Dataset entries
[start]

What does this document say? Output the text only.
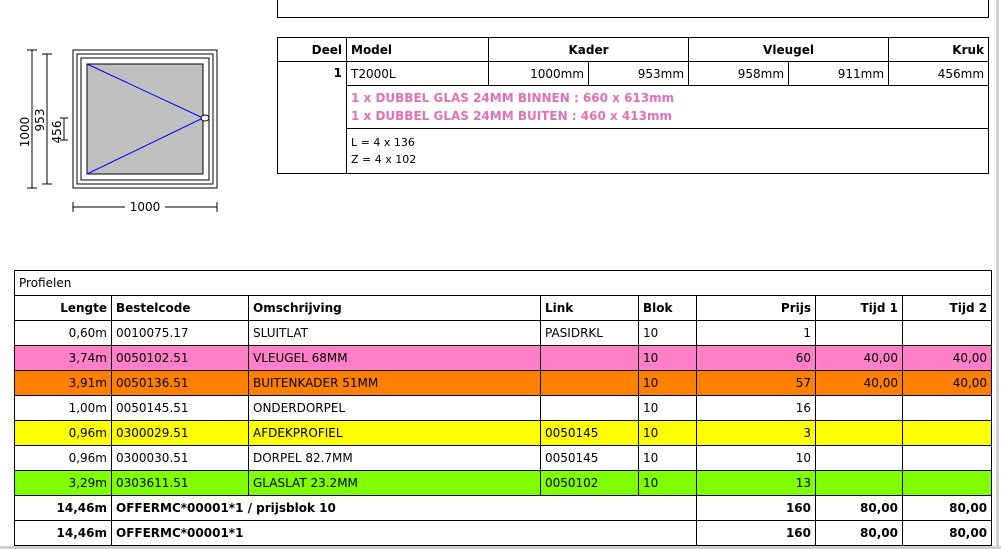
1000 953
456
1000
Deel	Model	Kader		Vleugel		Kruk
1	T2000L	1000mm	953mm	958mm	911mm	456mm

	1 x DUBBEL GLAS 24MM BINNEN : 660 x 613mm
1 x DUBBEL GLAS 24MM BUITEN : 460 x 413mm					

	L = 4 x 136
Z = 4 x 102					
Profielen							
Lengte	Bestelcode	Omschrijving	Link	Blok	Prijs	Tijd 1	Tijd 2
0,60m	0010075.17	SLUITLAT	PASIDRKL	10	1		
3,74m	0050102.51	VLEUGEL 68MM		10	60	40,00	40,00
3,91m	0050136.51	BUITENKADER 51MM		10	57	40,00	40,00
1,00m	0050145.51	ONDERDORPEL		10	16		
0,96m	0300029.51	AFDEKPROFIEL	0050145	10	3		
0,96m	0300030.51	DORPEL 82.7MM	0050145	10	10		
3,29m	0303611.51	GLASLAT 23.2MM	0050102	10	13		
14,46m	OFFERMC*00001*1 / prijsblok 10				160	80,00	80,00
14,46m	OFFERMC*00001*1				160	80,00	80,00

[end]

**WHAT THIS TASK INVOLVES:** Using the records above, gather all lines where the string "OFFERMC" is present.

**SOLUTION FOR THIS TASK:**
14,46m	OFFERMC*00001*1 / prijsblok 10				160	80,00	80,00
14,46m	OFFERMC*00001*1				160	80,00	80,00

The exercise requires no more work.